> [Requirement]:
Quote, verbatim, all material below, without pictures.

-------------------------

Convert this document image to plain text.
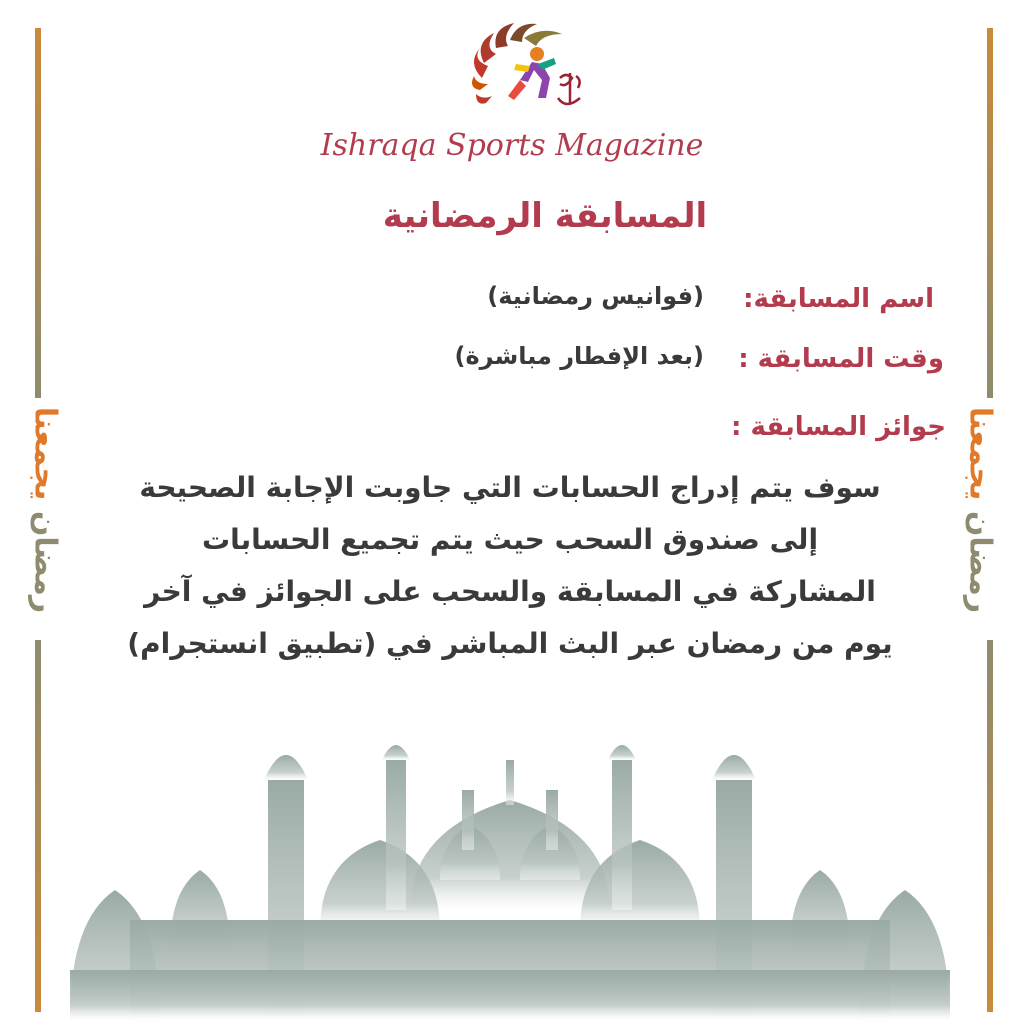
رمضان يجمعنا
رمضان يجمعنا
Ishraqa Sports Magazine
المسابقة الرمضانية
اسم المسابقة:
(فوانيس رمضانية)
وقت المسابقة :
(بعد الإفطار مباشرة)
جوائز المسابقة :
سوف يتم إدراج الحسابات التي جاوبت الإجابة الصحيحة
إلى صندوق السحب حيث يتم تجميع الحسابات
المشاركة في المسابقة والسحب على الجوائز في آخر
يوم من رمضان عبر البث المباشر في (تطبيق انستجرام)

-------------------------

> [Finished answer]:
Convert this document image to plain text.
رمضان يجمعنا
رمضان يجمعنا
Ishraqa Sports Magazine
المسابقة الرمضانية
اسم المسابقة:
(فوانيس رمضانية)
وقت المسابقة :
(بعد الإفطار مباشرة)
جوائز المسابقة :
سوف يتم إدراج الحسابات التي جاوبت الإجابة الصحيحة
إلى صندوق السحب حيث يتم تجميع الحسابات
المشاركة في المسابقة والسحب على الجوائز في آخر
يوم من رمضان عبر البث المباشر في (تطبيق انستجرام)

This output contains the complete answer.